Start Supplied material

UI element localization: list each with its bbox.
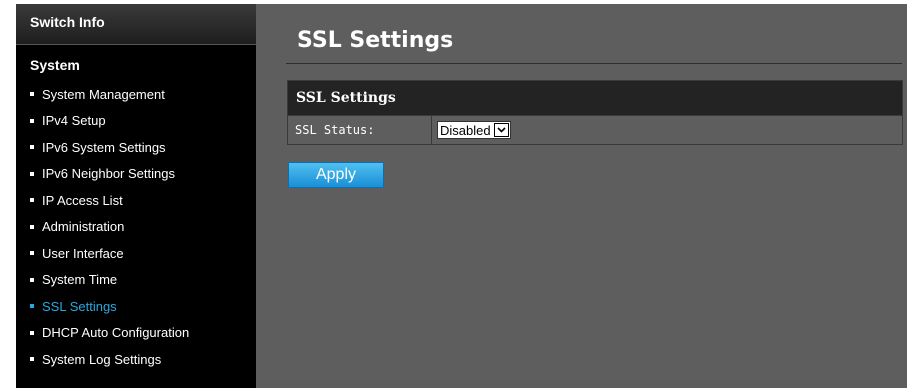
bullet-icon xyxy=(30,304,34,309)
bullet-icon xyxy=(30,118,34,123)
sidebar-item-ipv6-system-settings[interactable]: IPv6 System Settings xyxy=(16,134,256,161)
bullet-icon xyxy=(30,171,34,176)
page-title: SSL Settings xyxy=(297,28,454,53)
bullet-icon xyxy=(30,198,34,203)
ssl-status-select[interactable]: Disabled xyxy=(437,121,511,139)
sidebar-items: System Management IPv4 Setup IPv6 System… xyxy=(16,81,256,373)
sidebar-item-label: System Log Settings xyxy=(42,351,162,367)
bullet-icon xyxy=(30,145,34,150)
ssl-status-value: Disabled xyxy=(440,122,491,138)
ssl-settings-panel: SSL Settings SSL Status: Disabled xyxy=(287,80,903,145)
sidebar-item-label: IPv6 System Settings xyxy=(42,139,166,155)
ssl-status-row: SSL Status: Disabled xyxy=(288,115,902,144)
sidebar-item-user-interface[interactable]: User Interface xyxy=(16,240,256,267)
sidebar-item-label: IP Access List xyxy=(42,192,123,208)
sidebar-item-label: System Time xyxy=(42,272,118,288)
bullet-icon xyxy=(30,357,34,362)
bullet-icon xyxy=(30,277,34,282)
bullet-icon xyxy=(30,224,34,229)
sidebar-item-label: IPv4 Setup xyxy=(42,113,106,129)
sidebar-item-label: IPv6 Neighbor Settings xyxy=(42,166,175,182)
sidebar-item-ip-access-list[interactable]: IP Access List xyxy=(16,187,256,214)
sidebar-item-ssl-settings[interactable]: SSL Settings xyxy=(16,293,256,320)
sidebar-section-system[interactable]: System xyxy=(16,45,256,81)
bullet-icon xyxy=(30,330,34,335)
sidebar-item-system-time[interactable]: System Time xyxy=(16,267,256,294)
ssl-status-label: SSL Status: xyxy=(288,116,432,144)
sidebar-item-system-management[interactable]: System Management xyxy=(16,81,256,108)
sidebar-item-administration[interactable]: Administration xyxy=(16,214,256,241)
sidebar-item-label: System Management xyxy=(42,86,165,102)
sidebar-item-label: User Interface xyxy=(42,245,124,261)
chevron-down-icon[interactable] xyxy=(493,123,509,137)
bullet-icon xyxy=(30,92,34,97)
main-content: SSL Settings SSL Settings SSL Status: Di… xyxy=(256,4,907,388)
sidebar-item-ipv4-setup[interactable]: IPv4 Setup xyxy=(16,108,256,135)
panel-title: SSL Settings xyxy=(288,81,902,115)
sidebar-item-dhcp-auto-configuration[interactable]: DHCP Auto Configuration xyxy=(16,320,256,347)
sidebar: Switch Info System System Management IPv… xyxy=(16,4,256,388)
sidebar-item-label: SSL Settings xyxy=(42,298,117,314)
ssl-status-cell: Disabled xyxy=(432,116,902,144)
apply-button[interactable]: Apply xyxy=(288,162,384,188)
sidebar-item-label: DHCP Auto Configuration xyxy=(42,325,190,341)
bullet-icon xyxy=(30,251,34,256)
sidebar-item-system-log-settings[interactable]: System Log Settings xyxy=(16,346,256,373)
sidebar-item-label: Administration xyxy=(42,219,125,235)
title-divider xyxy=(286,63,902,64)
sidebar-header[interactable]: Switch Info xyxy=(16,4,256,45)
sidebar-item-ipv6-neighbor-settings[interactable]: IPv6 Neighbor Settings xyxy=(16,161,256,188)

End Supplied material

Write every line of the material above as a JSON list of strings, one string per line, skipping blank lines and omitting the pictures.

#### Solution below:
[
  "UI element localization: list each with its bbox.",
  "bullet-icon xyxy=(30,304,34,309)",
  "bullet-icon xyxy=(30,118,34,123)",
  "sidebar-item-ipv6-system-settings[interactable]: IPv6 System Settings xyxy=(16,134,256,161)",
  "bullet-icon xyxy=(30,171,34,176)",
  "page-title: SSL Settings xyxy=(297,28,454,53)",
  "bullet-icon xyxy=(30,198,34,203)",
  "ssl-status-select[interactable]: Disabled xyxy=(437,121,511,139)",
  "sidebar-items: System Management IPv4 Setup IPv6 System… xyxy=(16,81,256,373)",
  "sidebar-item-label: System Log Settings xyxy=(42,351,162,367)",
  "bullet-icon xyxy=(30,145,34,150)",
  "ssl-status-value: Disabled xyxy=(440,122,491,138)",
  "ssl-settings-panel: SSL Settings SSL Status: Disabled xyxy=(287,80,903,145)",
  "sidebar-item-label: IPv6 System Settings xyxy=(42,139,166,155)",
  "ssl-status-row: SSL Status: Disabled xyxy=(288,115,902,144)",
  "sidebar-item-user-interface[interactable]: User Interface xyxy=(16,240,256,267)",
  "sidebar-item-label: IP Access List xyxy=(42,192,123,208)",
  "sidebar-item-label: System Time xyxy=(42,272,118,288)",
  "bullet-icon xyxy=(30,357,34,362)",
  "bullet-icon xyxy=(30,277,34,282)",
  "bullet-icon xyxy=(30,224,34,229)",
  "sidebar-item-label: IPv4 Setup xyxy=(42,113,106,129)",
  "sidebar-item-label: IPv6 Neighbor Settings xyxy=(42,166,175,182)",
  "sidebar-item-ip-access-list[interactable]: IP Access List xyxy=(16,187,256,214)",
  "sidebar-item-ssl-settings[interactable]: SSL Settings xyxy=(16,293,256,320)",
  "sidebar-section-system[interactable]: System xyxy=(16,45,256,81)",
  "bullet-icon xyxy=(30,330,34,335)",
  "sidebar-item-system-time[interactable]: System Time xyxy=(16,267,256,294)",
  "ssl-status-label: SSL Status: xyxy=(288,116,432,144)",
  "sidebar-item-system-management[interactable]: System Management xyxy=(16,81,256,108)",
  "sidebar-item-administration[interactable]: Administration xyxy=(16,214,256,241)",
  "sidebar-item-label: System Management xyxy=(42,86,165,102)",
  "sidebar-item-label: User Interface xyxy=(42,245,124,261)",
  "chevron-down-icon[interactable] xyxy=(493,123,509,137)",
  "bullet-icon xyxy=(30,92,34,97)",
  "main-content: SSL Settings SSL Settings SSL Status: Di… xyxy=(256,4,907,388)",
  "sidebar-item-ipv4-setup[interactable]: IPv4 Setup xyxy=(16,108,256,135)",
  "panel-title: SSL Settings xyxy=(288,81,902,115)",
  "sidebar-item-dhcp-auto-configuration[interactable]: DHCP Auto Configuration xyxy=(16,320,256,347)",
  "sidebar: Switch Info System System Management IPv… xyxy=(16,4,256,388)",
  "sidebar-item-label: SSL Settings xyxy=(42,298,117,314)",
  "ssl-status-cell: Disabled xyxy=(432,116,902,144)",
  "apply-button[interactable]: Apply xyxy=(288,162,384,188)",
  "sidebar-item-label: DHCP Auto Configuration xyxy=(42,325,190,341)",
  "bullet-icon xyxy=(30,251,34,256)",
  "sidebar-item-system-log-settings[interactable]: System Log Settings xyxy=(16,346,256,373)",
  "sidebar-item-label: Administration xyxy=(42,219,125,235)",
  "title-divider xyxy=(286,63,902,64)",
  "sidebar-header[interactable]: Switch Info xyxy=(16,4,256,45)",
  "sidebar-item-ipv6-neighbor-settings[interactable]: IPv6 Neighbor Settings xyxy=(16,161,256,188)"
]